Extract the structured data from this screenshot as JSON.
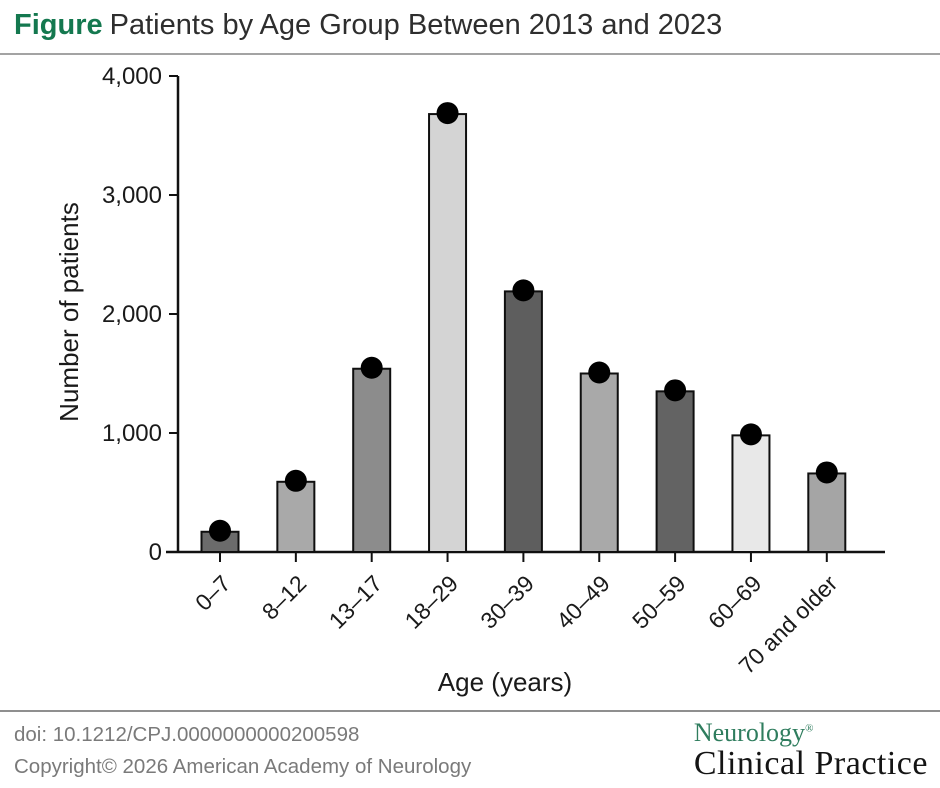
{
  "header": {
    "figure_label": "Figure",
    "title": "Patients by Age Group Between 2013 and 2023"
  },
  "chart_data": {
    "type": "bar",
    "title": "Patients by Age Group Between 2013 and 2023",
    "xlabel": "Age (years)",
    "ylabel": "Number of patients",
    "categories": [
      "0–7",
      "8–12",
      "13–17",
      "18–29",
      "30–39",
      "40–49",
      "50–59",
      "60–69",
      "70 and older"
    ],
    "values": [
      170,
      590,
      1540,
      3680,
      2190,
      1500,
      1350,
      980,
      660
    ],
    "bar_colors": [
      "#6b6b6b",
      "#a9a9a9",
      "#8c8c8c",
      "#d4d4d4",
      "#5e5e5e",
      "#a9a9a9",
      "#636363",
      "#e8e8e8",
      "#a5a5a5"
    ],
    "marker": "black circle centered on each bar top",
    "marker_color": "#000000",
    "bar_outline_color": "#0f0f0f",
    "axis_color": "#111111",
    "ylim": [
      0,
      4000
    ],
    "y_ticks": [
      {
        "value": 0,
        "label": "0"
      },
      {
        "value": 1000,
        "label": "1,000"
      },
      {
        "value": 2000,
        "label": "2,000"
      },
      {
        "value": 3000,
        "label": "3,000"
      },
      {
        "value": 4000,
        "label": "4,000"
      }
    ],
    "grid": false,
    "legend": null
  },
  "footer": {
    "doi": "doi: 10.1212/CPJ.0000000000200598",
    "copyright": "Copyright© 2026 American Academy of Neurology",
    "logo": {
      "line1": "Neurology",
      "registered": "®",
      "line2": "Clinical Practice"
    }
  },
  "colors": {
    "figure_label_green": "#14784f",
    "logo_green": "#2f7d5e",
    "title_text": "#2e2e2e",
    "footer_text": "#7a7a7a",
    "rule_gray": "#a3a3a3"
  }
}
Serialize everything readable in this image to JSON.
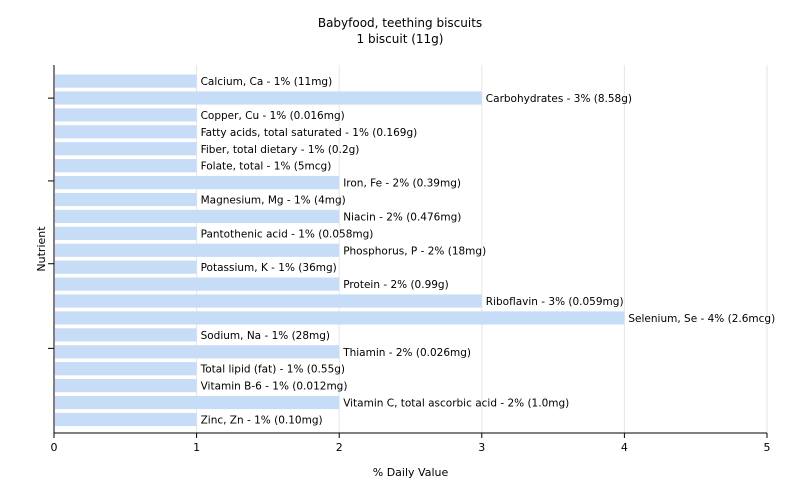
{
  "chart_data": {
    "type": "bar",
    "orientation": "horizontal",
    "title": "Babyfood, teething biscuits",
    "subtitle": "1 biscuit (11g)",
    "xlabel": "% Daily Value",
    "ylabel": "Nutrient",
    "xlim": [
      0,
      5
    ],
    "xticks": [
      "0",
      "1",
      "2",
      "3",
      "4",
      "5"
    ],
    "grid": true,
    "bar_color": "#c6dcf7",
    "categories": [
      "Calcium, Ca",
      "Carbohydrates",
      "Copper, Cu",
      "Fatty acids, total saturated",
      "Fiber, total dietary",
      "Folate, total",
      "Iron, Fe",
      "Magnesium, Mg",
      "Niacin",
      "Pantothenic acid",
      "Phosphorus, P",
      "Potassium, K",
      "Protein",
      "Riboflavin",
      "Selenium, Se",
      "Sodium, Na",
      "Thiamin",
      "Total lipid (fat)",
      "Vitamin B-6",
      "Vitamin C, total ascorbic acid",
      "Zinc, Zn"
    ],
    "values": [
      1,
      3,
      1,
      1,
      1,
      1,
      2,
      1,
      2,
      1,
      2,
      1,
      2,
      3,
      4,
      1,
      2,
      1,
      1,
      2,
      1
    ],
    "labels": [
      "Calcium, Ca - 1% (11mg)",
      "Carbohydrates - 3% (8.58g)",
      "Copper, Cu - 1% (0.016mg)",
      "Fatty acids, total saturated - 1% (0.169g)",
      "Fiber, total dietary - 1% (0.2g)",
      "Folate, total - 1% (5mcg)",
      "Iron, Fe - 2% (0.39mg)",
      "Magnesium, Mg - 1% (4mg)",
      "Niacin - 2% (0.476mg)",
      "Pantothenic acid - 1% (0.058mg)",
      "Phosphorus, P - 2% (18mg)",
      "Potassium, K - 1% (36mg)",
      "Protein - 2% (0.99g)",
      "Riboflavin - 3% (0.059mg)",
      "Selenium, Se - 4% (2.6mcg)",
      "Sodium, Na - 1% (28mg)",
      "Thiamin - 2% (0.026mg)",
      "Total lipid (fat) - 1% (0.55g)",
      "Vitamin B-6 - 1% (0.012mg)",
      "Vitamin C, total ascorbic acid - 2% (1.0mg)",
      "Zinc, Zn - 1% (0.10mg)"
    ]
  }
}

**DESCRIPTION OF THE TASK**
Without the pictures, write out every entry exactly as it appears.

**RESULT**
Extract the structured data from this screenshot as JSON.
{
  "header": {
    "figure_label": "Figure",
    "title": "Patients by Age Group Between 2013 and 2023"
  },
  "chart_data": {
    "type": "bar",
    "title": "Patients by Age Group Between 2013 and 2023",
    "xlabel": "Age (years)",
    "ylabel": "Number of patients",
    "categories": [
      "0–7",
      "8–12",
      "13–17",
      "18–29",
      "30–39",
      "40–49",
      "50–59",
      "60–69",
      "70 and older"
    ],
    "values": [
      170,
      590,
      1540,
      3680,
      2190,
      1500,
      1350,
      980,
      660
    ],
    "bar_colors": [
      "#6b6b6b",
      "#a9a9a9",
      "#8c8c8c",
      "#d4d4d4",
      "#5e5e5e",
      "#a9a9a9",
      "#636363",
      "#e8e8e8",
      "#a5a5a5"
    ],
    "marker": "black circle centered on each bar top",
    "marker_color": "#000000",
    "bar_outline_color": "#0f0f0f",
    "axis_color": "#111111",
    "ylim": [
      0,
      4000
    ],
    "y_ticks": [
      {
        "value": 0,
        "label": "0"
      },
      {
        "value": 1000,
        "label": "1,000"
      },
      {
        "value": 2000,
        "label": "2,000"
      },
      {
        "value": 3000,
        "label": "3,000"
      },
      {
        "value": 4000,
        "label": "4,000"
      }
    ],
    "grid": false,
    "legend": null
  },
  "footer": {
    "doi": "doi: 10.1212/CPJ.0000000000200598",
    "copyright": "Copyright© 2026 American Academy of Neurology",
    "logo": {
      "line1": "Neurology",
      "registered": "®",
      "line2": "Clinical Practice"
    }
  },
  "colors": {
    "figure_label_green": "#14784f",
    "logo_green": "#2f7d5e",
    "title_text": "#2e2e2e",
    "footer_text": "#7a7a7a",
    "rule_gray": "#a3a3a3"
  }
}
Serialize everything readable in this image to JSON.
{
  "chart_data": {
    "type": "bar",
    "orientation": "horizontal",
    "title": "Babyfood, teething biscuits",
    "subtitle": "1 biscuit (11g)",
    "xlabel": "% Daily Value",
    "ylabel": "Nutrient",
    "xlim": [
      0,
      5
    ],
    "xticks": [
      "0",
      "1",
      "2",
      "3",
      "4",
      "5"
    ],
    "grid": true,
    "bar_color": "#c6dcf7",
    "categories": [
      "Calcium, Ca",
      "Carbohydrates",
      "Copper, Cu",
      "Fatty acids, total saturated",
      "Fiber, total dietary",
      "Folate, total",
      "Iron, Fe",
      "Magnesium, Mg",
      "Niacin",
      "Pantothenic acid",
      "Phosphorus, P",
      "Potassium, K",
      "Protein",
      "Riboflavin",
      "Selenium, Se",
      "Sodium, Na",
      "Thiamin",
      "Total lipid (fat)",
      "Vitamin B-6",
      "Vitamin C, total ascorbic acid",
      "Zinc, Zn"
    ],
    "values": [
      1,
      3,
      1,
      1,
      1,
      1,
      2,
      1,
      2,
      1,
      2,
      1,
      2,
      3,
      4,
      1,
      2,
      1,
      1,
      2,
      1
    ],
    "labels": [
      "Calcium, Ca - 1% (11mg)",
      "Carbohydrates - 3% (8.58g)",
      "Copper, Cu - 1% (0.016mg)",
      "Fatty acids, total saturated - 1% (0.169g)",
      "Fiber, total dietary - 1% (0.2g)",
      "Folate, total - 1% (5mcg)",
      "Iron, Fe - 2% (0.39mg)",
      "Magnesium, Mg - 1% (4mg)",
      "Niacin - 2% (0.476mg)",
      "Pantothenic acid - 1% (0.058mg)",
      "Phosphorus, P - 2% (18mg)",
      "Potassium, K - 1% (36mg)",
      "Protein - 2% (0.99g)",
      "Riboflavin - 3% (0.059mg)",
      "Selenium, Se - 4% (2.6mcg)",
      "Sodium, Na - 1% (28mg)",
      "Thiamin - 2% (0.026mg)",
      "Total lipid (fat) - 1% (0.55g)",
      "Vitamin B-6 - 1% (0.012mg)",
      "Vitamin C, total ascorbic acid - 2% (1.0mg)",
      "Zinc, Zn - 1% (0.10mg)"
    ]
  }
}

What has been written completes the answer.